--- Instructions to follow ---
Without the pictures, reproduce the records that follow exactly.

-- start of Extracted data --

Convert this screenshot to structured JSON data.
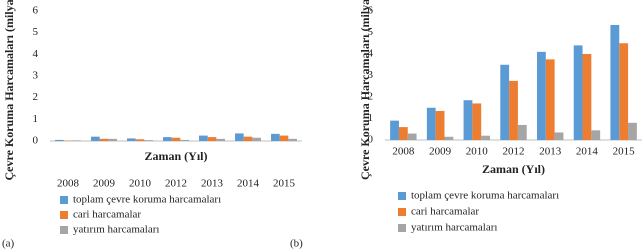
{
  "chart_data": [
    {
      "type": "bar",
      "panel_label": "(a)",
      "xlabel": "Zaman (Yıl)",
      "ylabel": "Çevre Koruma Harcamaları (milyar TL)",
      "categories": [
        "2008",
        "2009",
        "2010",
        "2012",
        "2013",
        "2014",
        "2015"
      ],
      "series": [
        {
          "name": "toplam çevre koruma harcamaları",
          "color": "#5b9bd5",
          "values": [
            0.05,
            0.2,
            0.12,
            0.18,
            0.25,
            0.35,
            0.33
          ]
        },
        {
          "name": "cari harcamalar",
          "color": "#ed7d31",
          "values": [
            0.02,
            0.1,
            0.08,
            0.15,
            0.18,
            0.2,
            0.25
          ]
        },
        {
          "name": "yatırım harcamaları",
          "color": "#a5a5a5",
          "values": [
            0.03,
            0.1,
            0.04,
            0.05,
            0.1,
            0.15,
            0.1
          ]
        }
      ],
      "ylim": [
        0,
        6
      ],
      "yticks": [
        0,
        1,
        2,
        3,
        4,
        5,
        6
      ]
    },
    {
      "type": "bar",
      "panel_label": "(b)",
      "xlabel": "Zaman (Yıl)",
      "ylabel": "Çevre Koruma Harcamaları (milyar TL)",
      "categories": [
        "2008",
        "2009",
        "2010",
        "2012",
        "2013",
        "2014",
        "2015"
      ],
      "series": [
        {
          "name": "toplam çevre koruma harcamaları",
          "color": "#5b9bd5",
          "values": [
            0.9,
            1.5,
            1.85,
            3.5,
            4.1,
            4.4,
            5.35
          ]
        },
        {
          "name": "cari harcamalar",
          "color": "#ed7d31",
          "values": [
            0.6,
            1.35,
            1.7,
            2.75,
            3.75,
            4.0,
            4.5
          ]
        },
        {
          "name": "yatırım harcamaları",
          "color": "#a5a5a5",
          "values": [
            0.3,
            0.15,
            0.2,
            0.7,
            0.35,
            0.45,
            0.8
          ]
        }
      ],
      "ylim": [
        0,
        6
      ],
      "yticks": [
        0,
        1,
        2,
        3,
        4,
        5,
        6
      ]
    }
  ]
}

-- end of Extracted data --

--- Reply ---
Convert this screenshot to structured JSON data.
{
  "chart_data": [
    {
      "type": "bar",
      "panel_label": "(a)",
      "xlabel": "Zaman (Yıl)",
      "ylabel": "Çevre Koruma Harcamaları (milyar TL)",
      "categories": [
        "2008",
        "2009",
        "2010",
        "2012",
        "2013",
        "2014",
        "2015"
      ],
      "series": [
        {
          "name": "toplam çevre koruma harcamaları",
          "color": "#5b9bd5",
          "values": [
            0.05,
            0.2,
            0.12,
            0.18,
            0.25,
            0.35,
            0.33
          ]
        },
        {
          "name": "cari harcamalar",
          "color": "#ed7d31",
          "values": [
            0.02,
            0.1,
            0.08,
            0.15,
            0.18,
            0.2,
            0.25
          ]
        },
        {
          "name": "yatırım harcamaları",
          "color": "#a5a5a5",
          "values": [
            0.03,
            0.1,
            0.04,
            0.05,
            0.1,
            0.15,
            0.1
          ]
        }
      ],
      "ylim": [
        0,
        6
      ],
      "yticks": [
        0,
        1,
        2,
        3,
        4,
        5,
        6
      ]
    },
    {
      "type": "bar",
      "panel_label": "(b)",
      "xlabel": "Zaman (Yıl)",
      "ylabel": "Çevre Koruma Harcamaları (milyar TL)",
      "categories": [
        "2008",
        "2009",
        "2010",
        "2012",
        "2013",
        "2014",
        "2015"
      ],
      "series": [
        {
          "name": "toplam çevre koruma harcamaları",
          "color": "#5b9bd5",
          "values": [
            0.9,
            1.5,
            1.85,
            3.5,
            4.1,
            4.4,
            5.35
          ]
        },
        {
          "name": "cari harcamalar",
          "color": "#ed7d31",
          "values": [
            0.6,
            1.35,
            1.7,
            2.75,
            3.75,
            4.0,
            4.5
          ]
        },
        {
          "name": "yatırım harcamaları",
          "color": "#a5a5a5",
          "values": [
            0.3,
            0.15,
            0.2,
            0.7,
            0.35,
            0.45,
            0.8
          ]
        }
      ],
      "ylim": [
        0,
        6
      ],
      "yticks": [
        0,
        1,
        2,
        3,
        4,
        5,
        6
      ]
    }
  ]
}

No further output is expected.